Given entries
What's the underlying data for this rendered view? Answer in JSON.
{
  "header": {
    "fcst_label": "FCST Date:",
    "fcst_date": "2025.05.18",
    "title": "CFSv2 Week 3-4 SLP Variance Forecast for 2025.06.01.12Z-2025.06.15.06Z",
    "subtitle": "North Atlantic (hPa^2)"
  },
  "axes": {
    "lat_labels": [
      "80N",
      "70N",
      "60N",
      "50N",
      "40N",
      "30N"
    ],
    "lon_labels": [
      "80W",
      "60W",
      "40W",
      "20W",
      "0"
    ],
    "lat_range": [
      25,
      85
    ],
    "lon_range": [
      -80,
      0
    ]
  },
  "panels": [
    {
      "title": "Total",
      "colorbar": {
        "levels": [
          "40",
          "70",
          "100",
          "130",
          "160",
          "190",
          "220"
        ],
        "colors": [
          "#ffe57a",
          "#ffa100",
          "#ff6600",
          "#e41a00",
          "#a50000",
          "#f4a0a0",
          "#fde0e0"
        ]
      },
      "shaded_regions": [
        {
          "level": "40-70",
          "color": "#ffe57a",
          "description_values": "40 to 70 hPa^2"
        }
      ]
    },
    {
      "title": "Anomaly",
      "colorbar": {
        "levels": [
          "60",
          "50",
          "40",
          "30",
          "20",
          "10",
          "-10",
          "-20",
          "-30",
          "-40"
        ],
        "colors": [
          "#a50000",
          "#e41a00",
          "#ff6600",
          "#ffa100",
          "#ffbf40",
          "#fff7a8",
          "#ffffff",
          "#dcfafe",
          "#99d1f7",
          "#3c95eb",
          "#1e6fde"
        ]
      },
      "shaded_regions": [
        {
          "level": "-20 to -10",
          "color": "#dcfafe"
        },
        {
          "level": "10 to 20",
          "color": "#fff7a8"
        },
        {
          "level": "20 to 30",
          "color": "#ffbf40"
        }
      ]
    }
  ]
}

Set problem
All of the lines above must be returned exactly.

Worked answer
What's the underlying data for this rendered view? Answer in JSON.
{
  "header": {
    "fcst_label": "FCST Date:",
    "fcst_date": "2025.05.18",
    "title": "CFSv2 Week 3-4 SLP Variance Forecast for 2025.06.01.12Z-2025.06.15.06Z",
    "subtitle": "North Atlantic (hPa^2)"
  },
  "axes": {
    "lat_labels": [
      "80N",
      "70N",
      "60N",
      "50N",
      "40N",
      "30N"
    ],
    "lon_labels": [
      "80W",
      "60W",
      "40W",
      "20W",
      "0"
    ],
    "lat_range": [
      25,
      85
    ],
    "lon_range": [
      -80,
      0
    ]
  },
  "panels": [
    {
      "title": "Total",
      "colorbar": {
        "levels": [
          "40",
          "70",
          "100",
          "130",
          "160",
          "190",
          "220"
        ],
        "colors": [
          "#ffe57a",
          "#ffa100",
          "#ff6600",
          "#e41a00",
          "#a50000",
          "#f4a0a0",
          "#fde0e0"
        ]
      },
      "shaded_regions": [
        {
          "level": "40-70",
          "color": "#ffe57a",
          "description_values": "40 to 70 hPa^2"
        }
      ]
    },
    {
      "title": "Anomaly",
      "colorbar": {
        "levels": [
          "60",
          "50",
          "40",
          "30",
          "20",
          "10",
          "-10",
          "-20",
          "-30",
          "-40"
        ],
        "colors": [
          "#a50000",
          "#e41a00",
          "#ff6600",
          "#ffa100",
          "#ffbf40",
          "#fff7a8",
          "#ffffff",
          "#dcfafe",
          "#99d1f7",
          "#3c95eb",
          "#1e6fde"
        ]
      },
      "shaded_regions": [
        {
          "level": "-20 to -10",
          "color": "#dcfafe"
        },
        {
          "level": "10 to 20",
          "color": "#fff7a8"
        },
        {
          "level": "20 to 30",
          "color": "#ffbf40"
        }
      ]
    }
  ]
}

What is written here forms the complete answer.